QUOTED PASSAGE:
- - - - - - -

Open-Unmix for NNabla

This repository contains NNabla implementation of Open-Unmix, a deep neural network reference implementation for music source separation, applicable for researchers, audio engineers and artists. Open-Unmix provides ready-to-use models that allow users to separate pop music into four stems: vocals, drums, bass and remaining other instruments. The models were pre-trained on the MUSDB18 dataset. See details here.

Model

Open-Unmix is based on a three-layer bidirectional deep LSTM. The model learns to predict the magnitude spectrogram of a target, like vocals, from the magnitude spectrogram of a mixture input. Internally, the prediction is obtained by applying a mask on the input. The model is optimized in the magnitude domain using mean squared error and the actual separation is done in a post-processing step involving a multichannel wiener filter implemented in norbert. To perform separation into multiple sources, multiple models are trained for each particular target. While this makes the training less comfortable, it allows great flexibility to customize the training data for each target source.

Input Stage

Open-Unmix operates in the time-frequency domain to perform its prediction. The input of the model is either:

A time domain signal tensor of shape (nb_samples, nb_channels, nb_timesteps), where nb_samples are the samples in a batch, nb_channels is 1 or 2 for mono or stereo audio, respectively, and nb_timesteps is the number of audio samples in the recording.

In that case, the model computes spectrograms with NNabla STFT on the fly.

Alternatively open-unmix also takes magnitude spectrograms directly (e.g. when pre-computed and loaded from disk).

In that case, the input is of shape (nb_frames, nb_samples, nb_channels, nb_bins), where nb_frames and nb_bins are the time and frequency-dimensions of a Short-Time-Fourier-Transform.

The input spectrogram is standardized using the global mean and standard deviation for every frequency bin across all frames. Furthermore, we apply batch normalization in multiple stages of the model to make the training more robust against gain variation.

Dimensionality reduction

The LSTM is not operating on the original input spectrogram resolution. Instead, in the first step after the normalization, the network learns to compresses the frequency and channel axis of the model to reduce redundancy and make the model converge faster.

- - - - - - -

RECORDED DATA:

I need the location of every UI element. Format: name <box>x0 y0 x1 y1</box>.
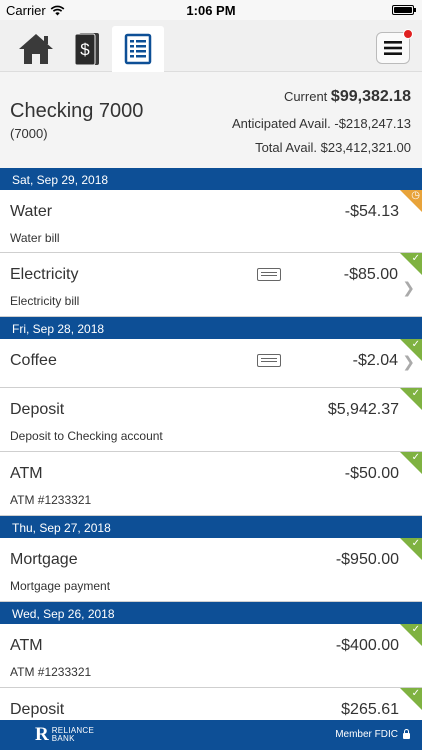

- - - - - - -

TO DO: Reproduce word for word the part of the Open-Unmix text that begins at the words "In that case, the input" and stops after "of a Short-Time-Fourier-Transform.".

CORRECT RESULT:
In that case, the input is of shape (nb_frames, nb_samples, nb_channels, nb_bins), where nb_frames and nb_bins are the time and frequency-dimensions of a Short-Time-Fourier-Transform.